▸ **Raw data**

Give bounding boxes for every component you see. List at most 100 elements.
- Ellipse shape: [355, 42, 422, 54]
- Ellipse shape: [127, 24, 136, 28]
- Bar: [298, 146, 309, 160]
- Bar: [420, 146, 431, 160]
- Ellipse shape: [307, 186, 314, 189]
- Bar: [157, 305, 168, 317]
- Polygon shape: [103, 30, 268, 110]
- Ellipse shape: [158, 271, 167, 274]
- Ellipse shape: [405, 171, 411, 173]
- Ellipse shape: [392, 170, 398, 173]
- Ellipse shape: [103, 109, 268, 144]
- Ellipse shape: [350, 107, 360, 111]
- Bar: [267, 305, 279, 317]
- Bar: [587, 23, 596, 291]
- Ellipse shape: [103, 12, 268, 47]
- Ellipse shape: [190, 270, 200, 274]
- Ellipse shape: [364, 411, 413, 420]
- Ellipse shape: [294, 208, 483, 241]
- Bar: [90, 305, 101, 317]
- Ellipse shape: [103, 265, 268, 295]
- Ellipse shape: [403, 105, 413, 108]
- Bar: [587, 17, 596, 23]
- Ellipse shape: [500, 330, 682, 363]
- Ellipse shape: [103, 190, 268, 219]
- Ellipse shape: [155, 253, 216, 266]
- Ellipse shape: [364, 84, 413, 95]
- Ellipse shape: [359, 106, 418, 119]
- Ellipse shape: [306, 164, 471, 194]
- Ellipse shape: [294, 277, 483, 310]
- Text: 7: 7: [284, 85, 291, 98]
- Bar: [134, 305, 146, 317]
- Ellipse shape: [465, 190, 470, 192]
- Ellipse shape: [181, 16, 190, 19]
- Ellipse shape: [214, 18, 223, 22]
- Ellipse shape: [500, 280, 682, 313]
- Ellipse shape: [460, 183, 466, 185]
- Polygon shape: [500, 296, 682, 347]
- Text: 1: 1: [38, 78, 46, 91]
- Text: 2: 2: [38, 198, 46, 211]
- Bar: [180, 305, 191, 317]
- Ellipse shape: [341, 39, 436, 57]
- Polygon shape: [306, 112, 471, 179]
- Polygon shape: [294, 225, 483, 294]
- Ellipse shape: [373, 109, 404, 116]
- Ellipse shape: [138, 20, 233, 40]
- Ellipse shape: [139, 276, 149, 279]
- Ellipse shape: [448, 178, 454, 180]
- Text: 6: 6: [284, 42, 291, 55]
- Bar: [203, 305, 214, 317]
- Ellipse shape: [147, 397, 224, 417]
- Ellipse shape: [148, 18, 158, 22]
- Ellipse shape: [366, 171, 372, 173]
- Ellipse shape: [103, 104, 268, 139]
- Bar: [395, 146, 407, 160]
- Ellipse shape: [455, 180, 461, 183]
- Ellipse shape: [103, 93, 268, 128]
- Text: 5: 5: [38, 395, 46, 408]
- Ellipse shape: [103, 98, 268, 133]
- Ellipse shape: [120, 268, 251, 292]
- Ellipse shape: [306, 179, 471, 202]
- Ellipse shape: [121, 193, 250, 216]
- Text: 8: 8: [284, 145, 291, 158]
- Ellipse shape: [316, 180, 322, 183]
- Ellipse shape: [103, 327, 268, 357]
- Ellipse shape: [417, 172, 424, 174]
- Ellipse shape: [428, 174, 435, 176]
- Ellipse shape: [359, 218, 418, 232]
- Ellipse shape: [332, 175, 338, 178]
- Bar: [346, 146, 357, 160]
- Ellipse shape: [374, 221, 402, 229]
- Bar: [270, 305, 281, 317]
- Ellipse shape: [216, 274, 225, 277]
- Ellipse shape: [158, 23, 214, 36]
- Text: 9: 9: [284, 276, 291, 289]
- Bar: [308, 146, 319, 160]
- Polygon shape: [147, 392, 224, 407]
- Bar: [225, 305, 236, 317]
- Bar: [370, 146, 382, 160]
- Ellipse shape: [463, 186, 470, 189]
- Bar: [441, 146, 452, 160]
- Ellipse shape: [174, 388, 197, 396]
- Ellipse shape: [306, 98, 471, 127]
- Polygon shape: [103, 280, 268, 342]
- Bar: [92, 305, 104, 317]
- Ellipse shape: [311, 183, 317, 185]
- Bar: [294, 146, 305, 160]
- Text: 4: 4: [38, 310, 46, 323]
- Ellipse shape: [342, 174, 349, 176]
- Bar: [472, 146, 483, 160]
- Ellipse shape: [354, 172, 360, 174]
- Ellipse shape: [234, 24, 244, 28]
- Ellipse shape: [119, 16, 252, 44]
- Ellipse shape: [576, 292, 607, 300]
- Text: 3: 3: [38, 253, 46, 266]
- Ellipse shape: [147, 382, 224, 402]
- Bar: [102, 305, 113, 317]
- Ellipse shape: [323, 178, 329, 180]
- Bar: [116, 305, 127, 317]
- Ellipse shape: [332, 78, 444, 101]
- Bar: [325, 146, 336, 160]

▸ **Work to be completed**
Reproduce all of the material above verbatim, preserving every line in its original order from the first to the last.

▸ **Response for this exercise**
Give bounding boxes for every component you see. List at most 100 elements.
- Ellipse shape: [355, 42, 422, 54]
- Ellipse shape: [127, 24, 136, 28]
- Bar: [298, 146, 309, 160]
- Bar: [420, 146, 431, 160]
- Ellipse shape: [307, 186, 314, 189]
- Bar: [157, 305, 168, 317]
- Polygon shape: [103, 30, 268, 110]
- Ellipse shape: [158, 271, 167, 274]
- Ellipse shape: [405, 171, 411, 173]
- Ellipse shape: [392, 170, 398, 173]
- Ellipse shape: [103, 109, 268, 144]
- Ellipse shape: [350, 107, 360, 111]
- Bar: [267, 305, 279, 317]
- Bar: [587, 23, 596, 291]
- Ellipse shape: [103, 12, 268, 47]
- Ellipse shape: [190, 270, 200, 274]
- Ellipse shape: [364, 411, 413, 420]
- Ellipse shape: [294, 208, 483, 241]
- Bar: [90, 305, 101, 317]
- Ellipse shape: [103, 265, 268, 295]
- Ellipse shape: [403, 105, 413, 108]
- Bar: [587, 17, 596, 23]
- Ellipse shape: [500, 330, 682, 363]
- Ellipse shape: [103, 190, 268, 219]
- Ellipse shape: [155, 253, 216, 266]
- Ellipse shape: [364, 84, 413, 95]
- Ellipse shape: [359, 106, 418, 119]
- Ellipse shape: [306, 164, 471, 194]
- Ellipse shape: [294, 277, 483, 310]
- Text: 7: 7: [284, 85, 291, 98]
- Bar: [134, 305, 146, 317]
- Ellipse shape: [465, 190, 470, 192]
- Ellipse shape: [181, 16, 190, 19]
- Ellipse shape: [214, 18, 223, 22]
- Ellipse shape: [500, 280, 682, 313]
- Ellipse shape: [460, 183, 466, 185]
- Polygon shape: [500, 296, 682, 347]
- Text: 1: 1: [38, 78, 46, 91]
- Text: 2: 2: [38, 198, 46, 211]
- Bar: [180, 305, 191, 317]
- Ellipse shape: [341, 39, 436, 57]
- Polygon shape: [306, 112, 471, 179]
- Polygon shape: [294, 225, 483, 294]
- Ellipse shape: [373, 109, 404, 116]
- Ellipse shape: [138, 20, 233, 40]
- Ellipse shape: [139, 276, 149, 279]
- Ellipse shape: [448, 178, 454, 180]
- Text: 6: 6: [284, 42, 291, 55]
- Bar: [203, 305, 214, 317]
- Ellipse shape: [147, 397, 224, 417]
- Ellipse shape: [148, 18, 158, 22]
- Ellipse shape: [366, 171, 372, 173]
- Ellipse shape: [103, 104, 268, 139]
- Bar: [395, 146, 407, 160]
- Ellipse shape: [455, 180, 461, 183]
- Ellipse shape: [103, 93, 268, 128]
- Text: 5: 5: [38, 395, 46, 408]
- Ellipse shape: [103, 98, 268, 133]
- Ellipse shape: [120, 268, 251, 292]
- Ellipse shape: [306, 179, 471, 202]
- Ellipse shape: [121, 193, 250, 216]
- Text: 8: 8: [284, 145, 291, 158]
- Ellipse shape: [316, 180, 322, 183]
- Ellipse shape: [103, 327, 268, 357]
- Ellipse shape: [417, 172, 424, 174]
- Ellipse shape: [428, 174, 435, 176]
- Ellipse shape: [359, 218, 418, 232]
- Ellipse shape: [332, 175, 338, 178]
- Bar: [346, 146, 357, 160]
- Ellipse shape: [374, 221, 402, 229]
- Bar: [270, 305, 281, 317]
- Ellipse shape: [216, 274, 225, 277]
- Ellipse shape: [158, 23, 214, 36]
- Text: 9: 9: [284, 276, 291, 289]
- Bar: [308, 146, 319, 160]
- Polygon shape: [147, 392, 224, 407]
- Bar: [225, 305, 236, 317]
- Bar: [370, 146, 382, 160]
- Ellipse shape: [463, 186, 470, 189]
- Bar: [441, 146, 452, 160]
- Ellipse shape: [174, 388, 197, 396]
- Ellipse shape: [306, 98, 471, 127]
- Polygon shape: [103, 280, 268, 342]
- Bar: [92, 305, 104, 317]
- Ellipse shape: [311, 183, 317, 185]
- Bar: [294, 146, 305, 160]
- Text: 4: 4: [38, 310, 46, 323]
- Ellipse shape: [342, 174, 349, 176]
- Bar: [472, 146, 483, 160]
- Ellipse shape: [354, 172, 360, 174]
- Ellipse shape: [234, 24, 244, 28]
- Ellipse shape: [119, 16, 252, 44]
- Ellipse shape: [576, 292, 607, 300]
- Text: 3: 3: [38, 253, 46, 266]
- Ellipse shape: [147, 382, 224, 402]
- Bar: [102, 305, 113, 317]
- Ellipse shape: [323, 178, 329, 180]
- Bar: [116, 305, 127, 317]
- Ellipse shape: [332, 78, 444, 101]
- Bar: [325, 146, 336, 160]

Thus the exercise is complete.